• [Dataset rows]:
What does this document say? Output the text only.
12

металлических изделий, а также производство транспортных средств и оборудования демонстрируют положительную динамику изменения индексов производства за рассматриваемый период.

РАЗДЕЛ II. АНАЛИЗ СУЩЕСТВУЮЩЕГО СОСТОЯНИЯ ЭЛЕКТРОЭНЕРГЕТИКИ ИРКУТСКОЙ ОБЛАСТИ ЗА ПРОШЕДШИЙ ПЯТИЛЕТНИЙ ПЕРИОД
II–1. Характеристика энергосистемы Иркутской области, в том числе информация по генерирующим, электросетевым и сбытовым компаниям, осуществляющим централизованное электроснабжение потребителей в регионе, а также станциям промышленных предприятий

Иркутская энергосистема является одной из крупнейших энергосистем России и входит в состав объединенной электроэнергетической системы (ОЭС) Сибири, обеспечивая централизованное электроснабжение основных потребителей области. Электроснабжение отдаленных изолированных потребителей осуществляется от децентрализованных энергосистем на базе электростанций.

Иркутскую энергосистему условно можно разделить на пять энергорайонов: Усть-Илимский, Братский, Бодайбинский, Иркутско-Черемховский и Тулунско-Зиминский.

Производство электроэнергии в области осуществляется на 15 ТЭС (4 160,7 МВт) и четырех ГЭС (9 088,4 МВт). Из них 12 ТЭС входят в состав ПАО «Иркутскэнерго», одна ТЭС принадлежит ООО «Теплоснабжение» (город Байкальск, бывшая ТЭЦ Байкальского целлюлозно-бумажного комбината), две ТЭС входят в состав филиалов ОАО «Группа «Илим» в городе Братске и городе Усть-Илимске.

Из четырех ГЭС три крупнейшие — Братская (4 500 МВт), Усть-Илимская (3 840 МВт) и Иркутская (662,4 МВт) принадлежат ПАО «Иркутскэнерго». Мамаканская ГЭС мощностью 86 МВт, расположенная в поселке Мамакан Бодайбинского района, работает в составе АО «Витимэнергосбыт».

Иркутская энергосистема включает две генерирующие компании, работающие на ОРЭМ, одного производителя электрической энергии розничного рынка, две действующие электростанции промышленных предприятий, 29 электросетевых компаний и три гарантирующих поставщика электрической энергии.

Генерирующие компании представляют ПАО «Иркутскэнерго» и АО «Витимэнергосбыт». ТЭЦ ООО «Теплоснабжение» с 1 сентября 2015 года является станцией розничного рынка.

---

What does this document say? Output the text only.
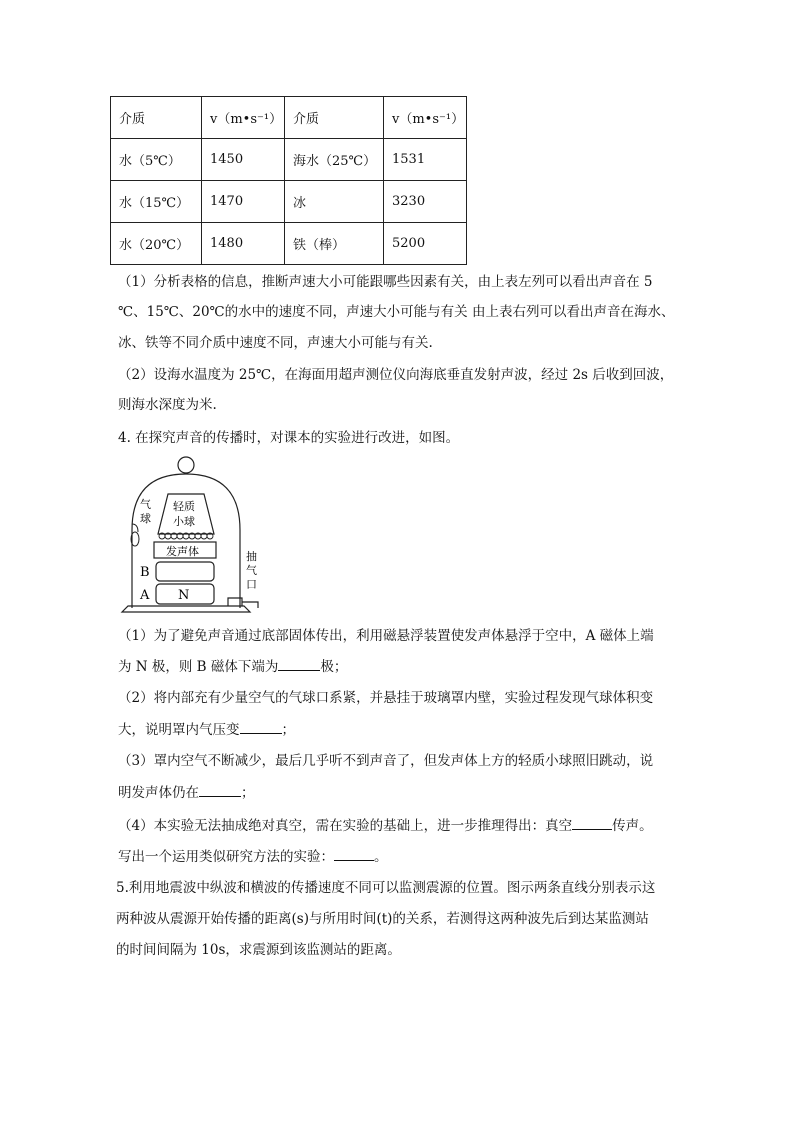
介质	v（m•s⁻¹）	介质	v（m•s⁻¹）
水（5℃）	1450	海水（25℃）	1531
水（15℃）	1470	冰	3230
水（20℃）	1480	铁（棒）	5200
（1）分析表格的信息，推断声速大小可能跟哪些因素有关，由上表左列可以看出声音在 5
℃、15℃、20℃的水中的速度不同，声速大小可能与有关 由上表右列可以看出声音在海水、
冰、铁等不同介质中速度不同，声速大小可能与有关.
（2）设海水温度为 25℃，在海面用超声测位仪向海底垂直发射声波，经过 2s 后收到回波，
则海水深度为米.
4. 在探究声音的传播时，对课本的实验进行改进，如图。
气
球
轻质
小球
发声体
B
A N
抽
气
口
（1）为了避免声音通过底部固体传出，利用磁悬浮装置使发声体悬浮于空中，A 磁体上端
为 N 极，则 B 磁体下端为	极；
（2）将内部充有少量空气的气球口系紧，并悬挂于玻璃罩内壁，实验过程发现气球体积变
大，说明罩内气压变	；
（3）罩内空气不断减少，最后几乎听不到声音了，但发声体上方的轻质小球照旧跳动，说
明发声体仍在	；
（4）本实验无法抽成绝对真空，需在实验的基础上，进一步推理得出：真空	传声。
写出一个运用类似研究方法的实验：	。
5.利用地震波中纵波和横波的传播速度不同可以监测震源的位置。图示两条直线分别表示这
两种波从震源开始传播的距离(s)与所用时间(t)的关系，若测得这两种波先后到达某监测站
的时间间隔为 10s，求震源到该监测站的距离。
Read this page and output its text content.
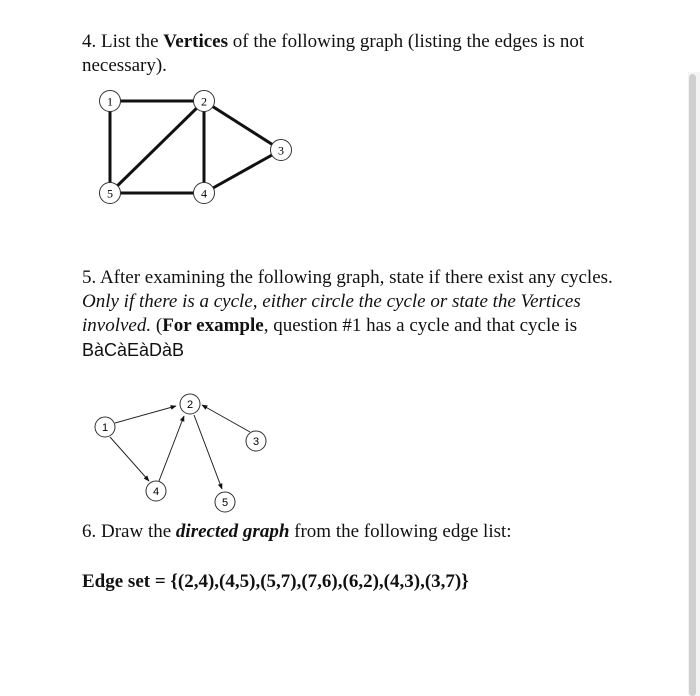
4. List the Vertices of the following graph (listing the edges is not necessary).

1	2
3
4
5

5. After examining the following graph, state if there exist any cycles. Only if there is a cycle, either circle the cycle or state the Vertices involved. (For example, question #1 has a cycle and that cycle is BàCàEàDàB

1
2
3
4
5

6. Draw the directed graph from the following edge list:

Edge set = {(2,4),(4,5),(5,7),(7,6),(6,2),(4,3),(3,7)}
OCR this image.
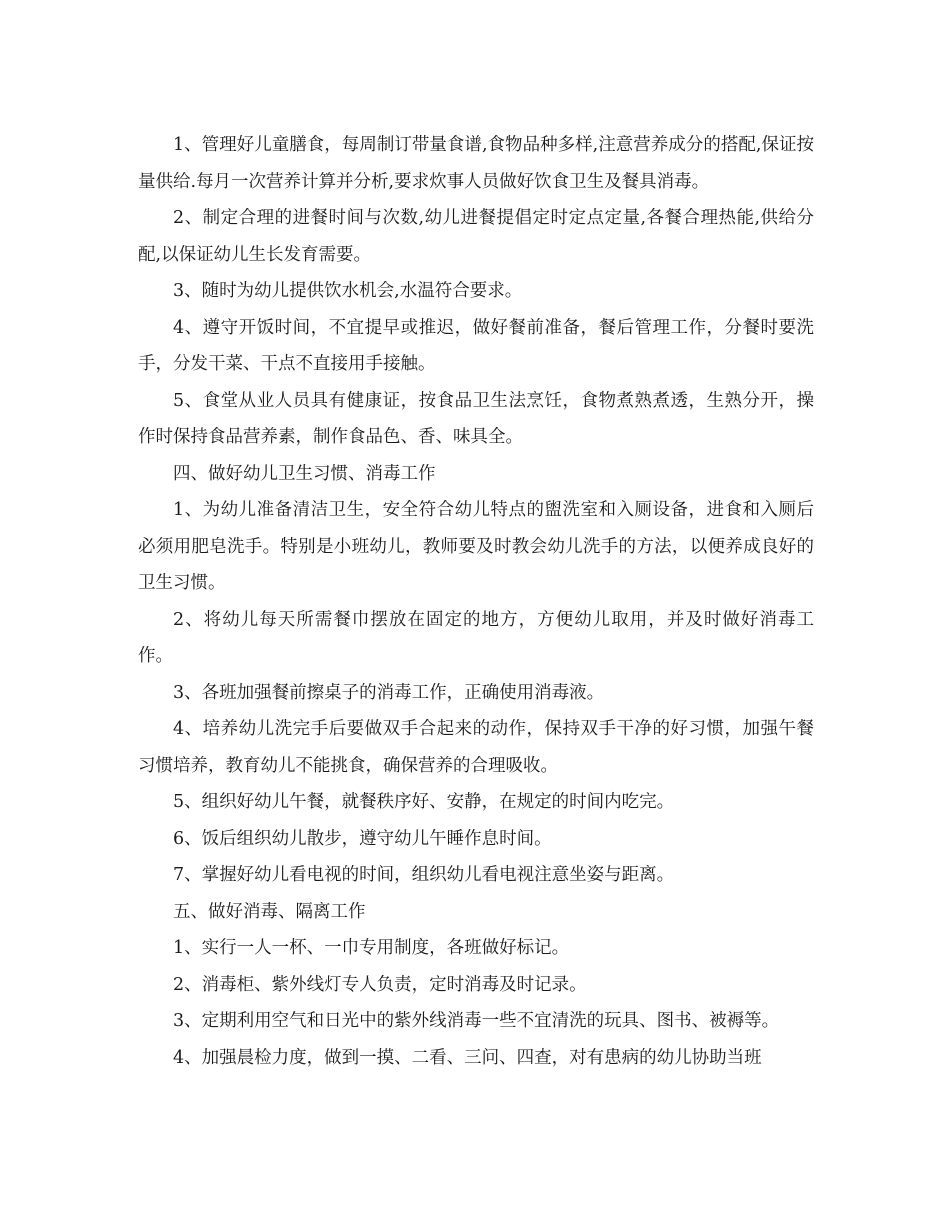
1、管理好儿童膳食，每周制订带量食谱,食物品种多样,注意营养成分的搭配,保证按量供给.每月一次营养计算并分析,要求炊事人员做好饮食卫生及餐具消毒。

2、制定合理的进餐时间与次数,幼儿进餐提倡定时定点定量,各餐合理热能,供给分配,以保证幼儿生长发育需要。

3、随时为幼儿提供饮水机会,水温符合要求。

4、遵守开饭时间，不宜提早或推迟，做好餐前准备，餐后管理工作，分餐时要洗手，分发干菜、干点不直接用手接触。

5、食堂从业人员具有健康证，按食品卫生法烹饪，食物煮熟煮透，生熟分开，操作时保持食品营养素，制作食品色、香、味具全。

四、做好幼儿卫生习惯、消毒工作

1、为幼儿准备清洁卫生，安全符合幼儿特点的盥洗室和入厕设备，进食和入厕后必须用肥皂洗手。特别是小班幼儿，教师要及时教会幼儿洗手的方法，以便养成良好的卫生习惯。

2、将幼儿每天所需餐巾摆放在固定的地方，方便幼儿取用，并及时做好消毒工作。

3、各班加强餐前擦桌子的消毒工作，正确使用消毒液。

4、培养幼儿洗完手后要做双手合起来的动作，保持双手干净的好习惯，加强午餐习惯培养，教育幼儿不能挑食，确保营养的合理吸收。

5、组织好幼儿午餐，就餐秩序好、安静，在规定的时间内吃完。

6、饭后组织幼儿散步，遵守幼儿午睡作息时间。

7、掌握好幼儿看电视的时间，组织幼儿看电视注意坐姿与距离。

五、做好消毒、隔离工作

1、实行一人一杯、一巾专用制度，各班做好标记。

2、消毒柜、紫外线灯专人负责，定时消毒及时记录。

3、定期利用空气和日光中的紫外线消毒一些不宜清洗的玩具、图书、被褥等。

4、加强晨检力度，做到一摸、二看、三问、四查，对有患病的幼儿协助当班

• [AIM OF THE EXERCISE]:
Which lines contain the word "Витимэнергосбыт"? Copy each one.

• [FULL OUTPUT]:
Из четырех ГЭС три крупнейшие — Братская (4 500 МВт), Усть-Илимская (3 840 МВт) и Иркутская (662,4 МВт) принадлежат ПАО «Иркутскэнерго». Мамаканская ГЭС мощностью 86 МВт, расположенная в поселке Мамакан Бодайбинского района, работает в составе АО «Витимэнергосбыт».
Генерирующие компании представляют ПАО «Иркутскэнерго» и АО «Витимэнергосбыт». ТЭЦ ООО «Теплоснабжение» с 1 сентября 2015 года является станцией розничного рынка.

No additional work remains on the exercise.